Given problem:
From the entries below, gather each line containing the word "Dale".

─── Data lines

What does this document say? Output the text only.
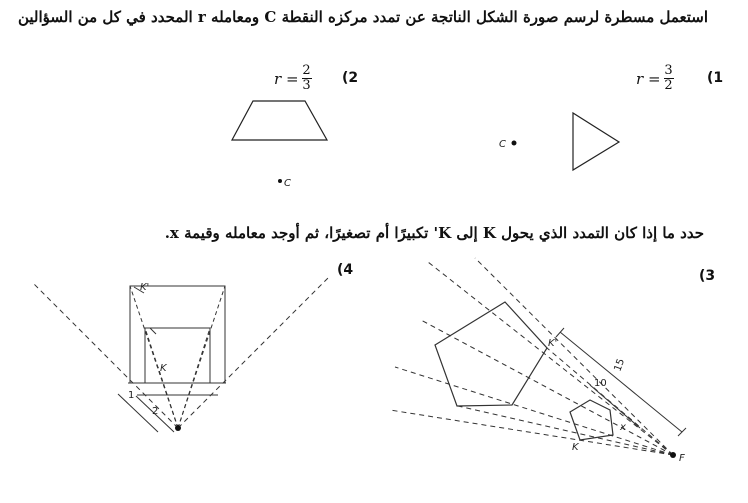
استعمل مسطرة لرسم صورة الشكل الناتجة عن تمدد مركزه النقطة C ومعامله r المحدد في كل من السؤالين
(1
$r = \frac{3}{2}$
(2
$r = \frac{2}{3}$
حدد ما إذا كان التمدد الذي يحول K إلى K' تكبيرًا أم تصغيرًا، ثم أوجد معامله وقيمة x.
(3
(4
C
C
K'
K
1
2
K'
K
F
10
x
15
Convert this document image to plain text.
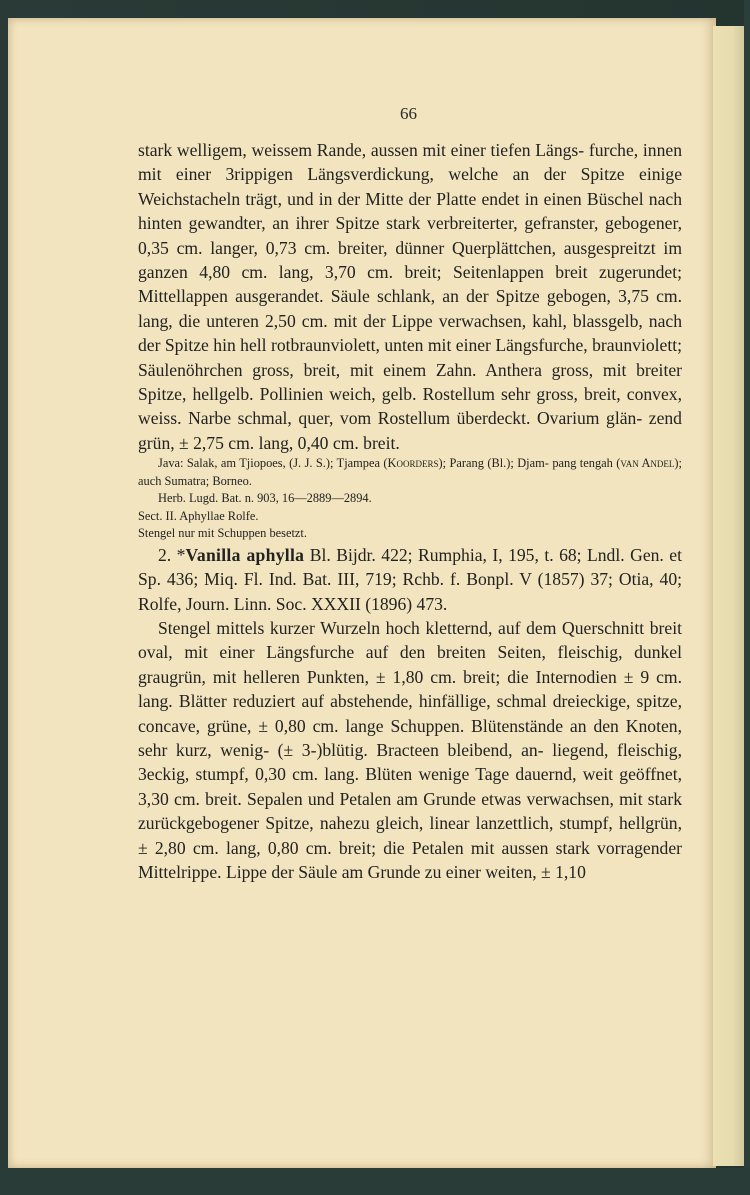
66

stark welligem, weissem Rande, aussen mit einer tiefen Längs- furche, innen mit einer 3rippigen Längsverdickung, welche an der Spitze einige Weichstacheln trägt, und in der Mitte der Platte endet in einen Büschel nach hinten gewandter, an ihrer Spitze stark verbreiterter, gefranster, gebogener, 0,35 cm. langer, 0,73 cm. breiter, dünner Querplättchen, ausgespreitzt im ganzen 4,80 cm. lang, 3,70 cm. breit; Seitenlappen breit zugerundet; Mittellappen ausgerandet. Säule schlank, an der Spitze gebogen, 3,75 cm. lang, die unteren 2,50 cm. mit der Lippe verwachsen, kahl, blassgelb, nach der Spitze hin hell rotbraunviolett, unten mit einer Längsfurche, braunviolett; Säulenöhrchen gross, breit, mit einem Zahn. Anthera gross, mit breiter Spitze, hellgelb. Pollinien weich, gelb. Rostellum sehr gross, breit, convex, weiss. Narbe schmal, quer, vom Rostellum überdeckt. Ovarium glän- zend grün, ± 2,75 cm. lang, 0,40 cm. breit.

Java: Salak, am Tjiopoes, (J. J. S.); Tjampea (Koorders); Parang (Bl.); Djam- pang tengah (van Andel); auch Sumatra; Borneo.

Herb. Lugd. Bat. n. 903, 16—2889—2894.

Sect. II. Aphyllae Rolfe.

Stengel nur mit Schuppen besetzt.

2. *Vanilla aphylla Bl. Bijdr. 422; Rumphia, I, 195, t. 68; Lndl. Gen. et Sp. 436; Miq. Fl. Ind. Bat. III, 719; Rchb. f. Bonpl. V (1857) 37; Otia, 40; Rolfe, Journ. Linn. Soc. XXXII (1896) 473.

Stengel mittels kurzer Wurzeln hoch kletternd, auf dem Querschnitt breit oval, mit einer Längsfurche auf den breiten Seiten, fleischig, dunkel graugrün, mit helleren Punkten, ± 1,80 cm. breit; die Internodien ± 9 cm. lang. Blätter reduziert auf abstehende, hinfällige, schmal dreieckige, spitze, concave, grüne, ± 0,80 cm. lange Schuppen. Blütenstände an den Knoten, sehr kurz, wenig- (± 3-)blütig. Bracteen bleibend, an- liegend, fleischig, 3eckig, stumpf, 0,30 cm. lang. Blüten wenige Tage dauernd, weit geöffnet, 3,30 cm. breit. Sepalen und Petalen am Grunde etwas verwachsen, mit stark zurückgebogener Spitze, nahezu gleich, linear lanzettlich, stumpf, hellgrün, ± 2,80 cm. lang, 0,80 cm. breit; die Petalen mit aussen stark vorragender Mittelrippe. Lippe der Säule am Grunde zu einer weiten, ± 1,10
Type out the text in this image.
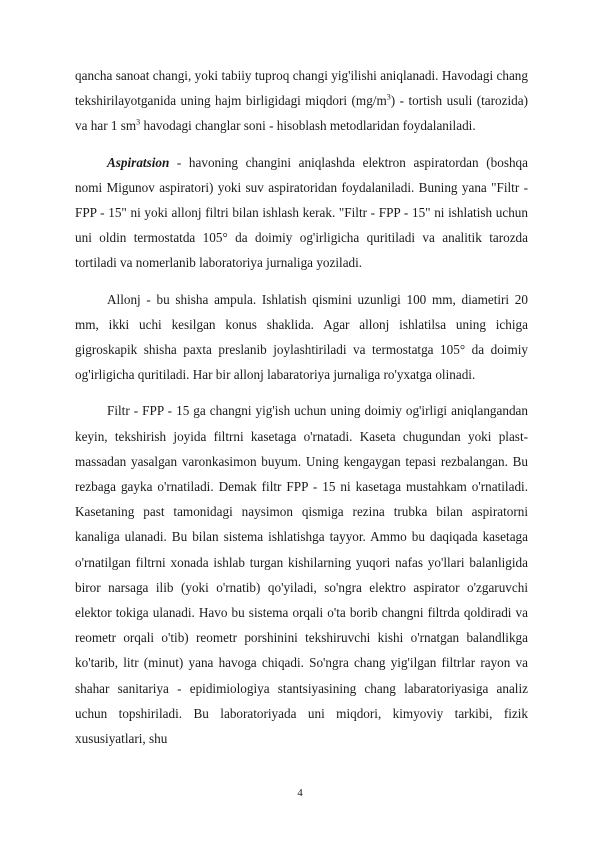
qancha sanoat changi, yoki tabiiy tuproq changi yig'ilishi aniqlanadi. Havodagi chang tekshirilayotganida uning hajm birligidagi miqdori $(mg/m^3)$ - tortish usuli (tarozida) va har 1 $sm^3$ havodagi changlar soni - hisoblash metodlaridan foydalaniladi.

Aspiratsion - havoning changini aniqlashda elektron aspiratordan (boshqa nomi Migunov aspiratori) yoki suv aspiratoridan foydalaniladi. Buning yana "Filtr - FPP - 15" ni yoki allonj filtri bilan ishlash kerak. "Filtr - FPP - 15" ni ishlatish uchun uni oldin termostatda 105° da doimiy og'irligicha quritiladi va analitik tarozda tortiladi va nomerlanib laboratoriya jurnaliga yoziladi.

Allonj - bu shisha ampula. Ishlatish qismini uzunligi 100 mm, diametiri 20 mm, ikki uchi kesilgan konus shaklida. Agar allonj ishlatilsa uning ichiga gigroskapik shisha paxta preslanib joylashtiriladi va termostatga 105° da doimiy og'irligicha quritiladi. Har bir allonj labaratoriya jurnaliga ro'yxatga olinadi.

Filtr - FPP - 15 ga changni yig'ish uchun uning doimiy og'irligi aniqlangandan keyin, tekshirish joyida filtrni kasetaga o'rnatadi. Kaseta chugundan yoki plast-massadan yasalgan varonkasimon buyum. Uning kengaygan tepasi rezbalangan. Bu rezbaga gayka o'rnatiladi. Demak filtr FPP - 15 ni kasetaga mustahkam o'rnatiladi. Kasetaning past tamonidagi naysimon qismiga rezina trubka bilan aspiratorni kanaliga ulanadi. Bu bilan sistema ishlatishga tayyor. Ammo bu daqiqada kasetaga o'rnatilgan filtrni xonada ishlab turgan kishilarning yuqori nafas yo'llari balanligida biror narsaga ilib (yoki o'rnatib) qo'yiladi, so'ngra elektro aspirator o'zgaruvchi elektor tokiga ulanadi. Havo bu sistema orqali o'ta borib changni filtrda qoldiradi va reometr orqali o'tib) reometr porshinini tekshiruvchi kishi o'rnatgan balandlikga ko'tarib, litr (minut) yana havoga chiqadi. So'ngra chang yig'ilgan filtrlar rayon va shahar sanitariya - epidimiologiya stantsiyasining chang labaratoriyasiga analiz uchun topshiriladi. Bu laboratoriyada uni miqdori, kimyoviy tarkibi, fizik xususiyatlari, shu

4
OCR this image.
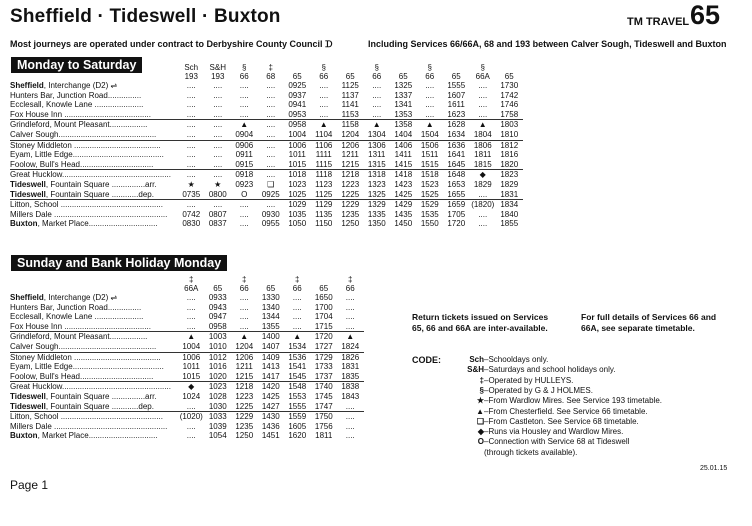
Sheffield · Tideswell · Buxton	TM TRAVEL 65
Most journeys are operated under contract to Derbyshire County Council ᗪ	Including Services 66/66A, 68 and 193 between Calver Sough, Tideswell and Buxton
Monday to Saturday
		Sch	S&H	§	‡		§		§		§		§	
	193	193	66	68	65	66	65	66	65	66	65	66A	65
Sheffield, Interchange (D2) ⇌	....	....	....	....	0925	....	1125	....	1325	....	1555	....	1730
Hunters Bar, Junction Road...............	....	....	....	....	0937	....	1137	....	1337	....	1607	....	1742
Ecclesall, Knowle Lane ......................	....	....	....	....	0941	....	1141	....	1341	....	1611	....	1746
Fox House Inn .......................................	....	....	....	....	0953	....	1153	....	1353	....	1623	....	1758
Grindleford, Mount Pleasant.................	....	....	▲	....	0958	▲	1158	▲	1358	▲	1628	▲	1803
Calver Sough............................................	....	....	0904	....	1004	1104	1204	1304	1404	1504	1634	1804	1810
Stoney Middleton .......................................	....	....	0906	....	1006	1106	1206	1306	1406	1506	1636	1806	1812
Eyam, Little Edge.........................................	....	....	0911	....	1011	1111	1211	1311	1411	1511	1641	1811	1816
Foolow, Bull's Head.................................	....	....	0915	....	1015	1115	1215	1315	1415	1515	1645	1815	1820
Great Hucklow.................................................	....	....	0918	....	1018	1118	1218	1318	1418	1518	1648	◆	1823
Tideswell, Fountain Square ...............arr.	★	★	0923	❑	1023	1123	1223	1323	1423	1523	1653	1829	1829
Tideswell, Fountain Square ............dep.	0735	0800	O	0925	1025	1125	1225	1325	1425	1525	1655	....	1831
Litton, School ..............................................	....	....	....	....	1029	1129	1229	1329	1429	1529	1659	(1820)	1834
Millers Dale ...................................................	0742	0807	....	0930	1035	1135	1235	1335	1435	1535	1705	....	1840
Buxton, Market Place...............................	0830	0837	....	0955	1050	1150	1250	1350	1450	1550	1720	....	1855
Sunday and Bank Holiday Monday
	‡		‡		‡		‡
	66A	65	66	65	66	65	66
Sheffield, Interchange (D2) ⇌	....	0933	....	1330	....	1650	....
Hunters Bar, Junction Road...............	....	0943	....	1340	....	1700	....
Ecclesall, Knowle Lane ......................	....	0947	....	1344	....	1704	....
Fox House Inn .......................................	....	0958	....	1355	....	1715	....
Grindleford, Mount Pleasant.................	▲	1003	▲	1400	▲	1720	▲
Calver Sough............................................	1004	1010	1204	1407	1534	1727	1824
Stoney Middleton .......................................	1006	1012	1206	1409	1536	1729	1826
Eyam, Little Edge.........................................	1011	1016	1211	1413	1541	1733	1831
Foolow, Bull's Head.................................	1015	1020	1215	1417	1545	1737	1835
Great Hucklow.................................................	◆	1023	1218	1420	1548	1740	1838
Tideswell, Fountain Square ...............arr.	1024	1028	1223	1425	1553	1745	1843
Tideswell, Fountain Square ............dep.	....	1030	1225	1427	1555	1747	....
Litton, School ..............................................	(1020)	1033	1229	1430	1559	1750	....
Millers Dale ...................................................	....	1039	1235	1436	1605	1756	....
Buxton, Market Place...............................	....	1054	1250	1451	1620	1811	....
Return tickets issued on Services 65, 66 and 66A are inter-available.
For full details of Services 66 and 66A, see separate timetable.
CODE:	Sch–Schooldays only.
S&H–Saturdays and school holidays only.
‡–Operated by HULLEYS.
§–Operated by G & J HOLMES.
★–From Wardlow Mires. See Service 193 timetable.
▲–From Chesterfield. See Service 66 timetable.
❑–From Castleton. See Service 68 timetable.
◆–Runs via Housley and Wardlow Mires.
O–Connection with Service 68 at Tideswell
(through tickets available).
25.01.15
Page 1
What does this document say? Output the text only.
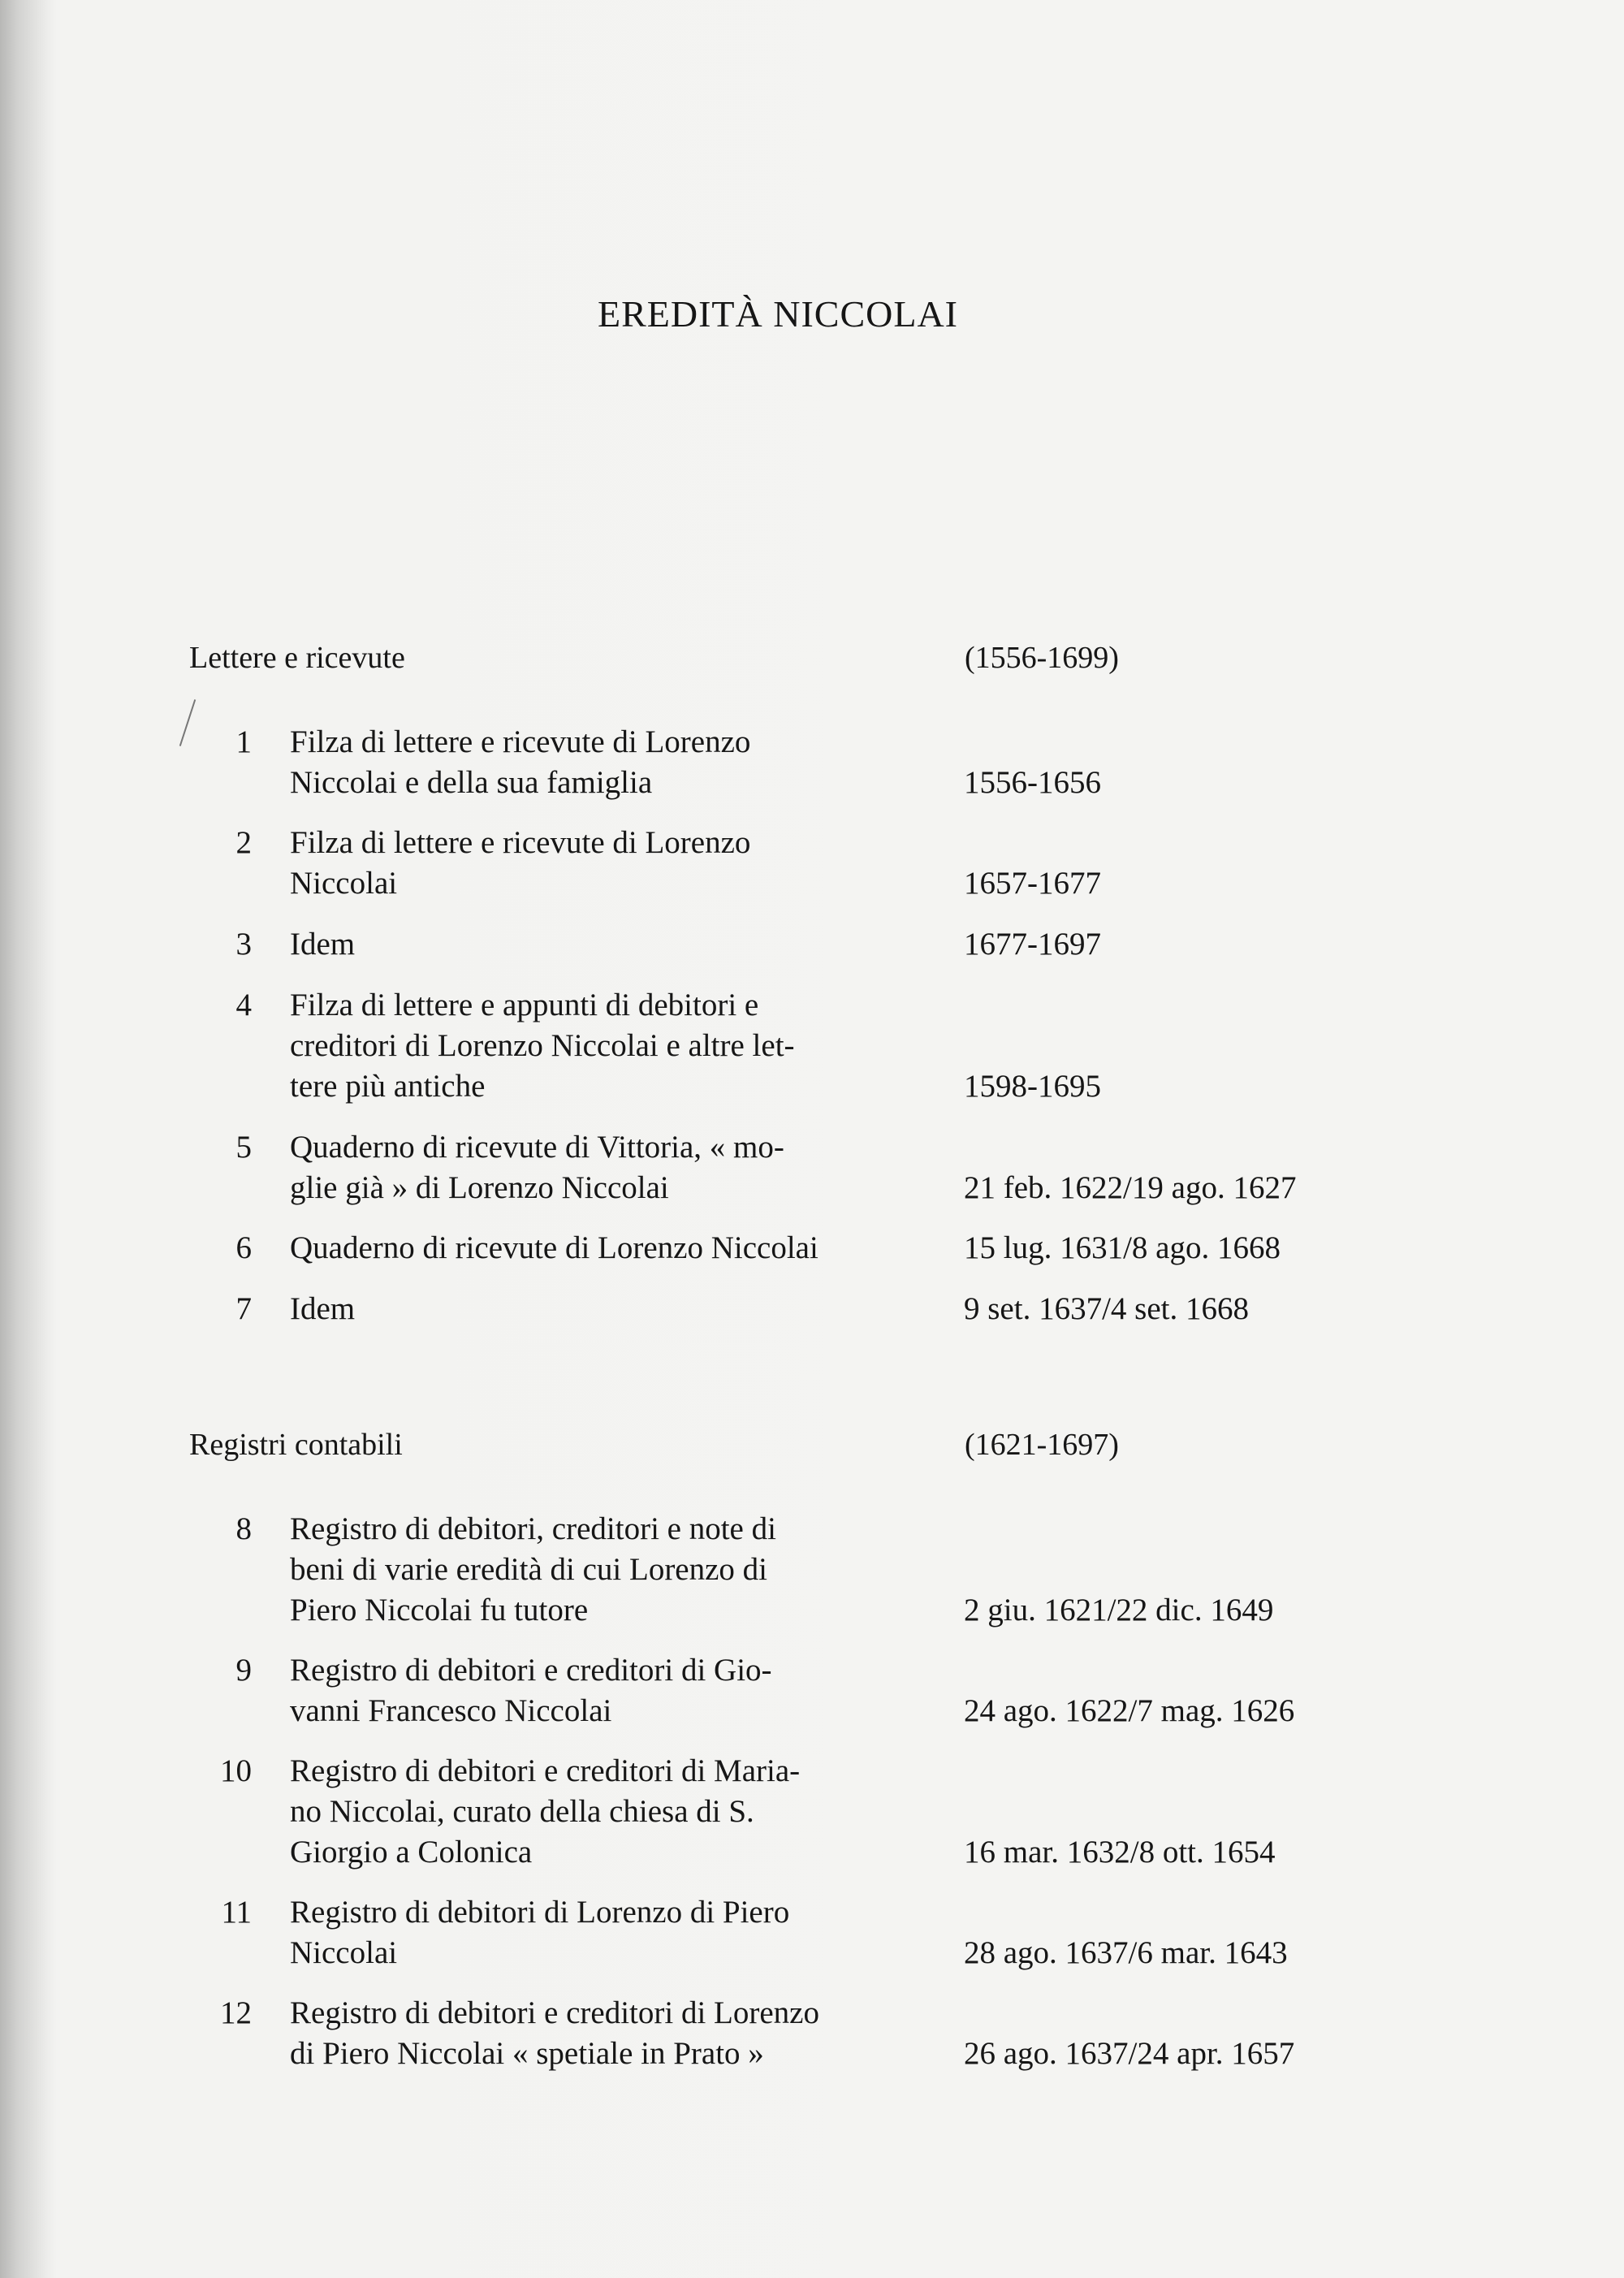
EREDITÀ NICCOLAI
Lettere e ricevute	(1556-1699)
1 Filza di lettere e ricevute di Lorenzo
Niccolai e della sua famiglia	1556-1656
2 Filza di lettere e ricevute di Lorenzo
Niccolai	1657-1677
3 Idem	1677-1697
4 Filza di lettere e appunti di debitori e
creditori di Lorenzo Niccolai e altre let-
tere più antiche	1598-1695
5 Quaderno di ricevute di Vittoria, « mo-
glie già » di Lorenzo Niccolai	21 feb. 1622/19 ago. 1627
6 Quaderno di ricevute di Lorenzo Niccolai	15 lug. 1631/8 ago. 1668
7 Idem	9 set. 1637/4 set. 1668
Registri contabili	(1621-1697)
8 Registro di debitori, creditori e note di
beni di varie eredità di cui Lorenzo di
Piero Niccolai fu tutore	2 giu. 1621/22 dic. 1649
9 Registro di debitori e creditori di Gio-
vanni Francesco Niccolai	24 ago. 1622/7 mag. 1626
10 Registro di debitori e creditori di Maria-
no Niccolai, curato della chiesa di S.
Giorgio a Colonica	16 mar. 1632/8 ott. 1654
11 Registro di debitori di Lorenzo di Piero
Niccolai	28 ago. 1637/6 mar. 1643
12 Registro di debitori e creditori di Lorenzo
di Piero Niccolai « spetiale in Prato »	26 ago. 1637/24 apr. 1657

──────

Result of the exercise:
Millers Dale ...................................................	0742	0807	....	0930	1035	1135	1235	1335	1435	1535	1705	....	1840
Millers Dale ...................................................	....	1039	1235	1436	1605	1756	....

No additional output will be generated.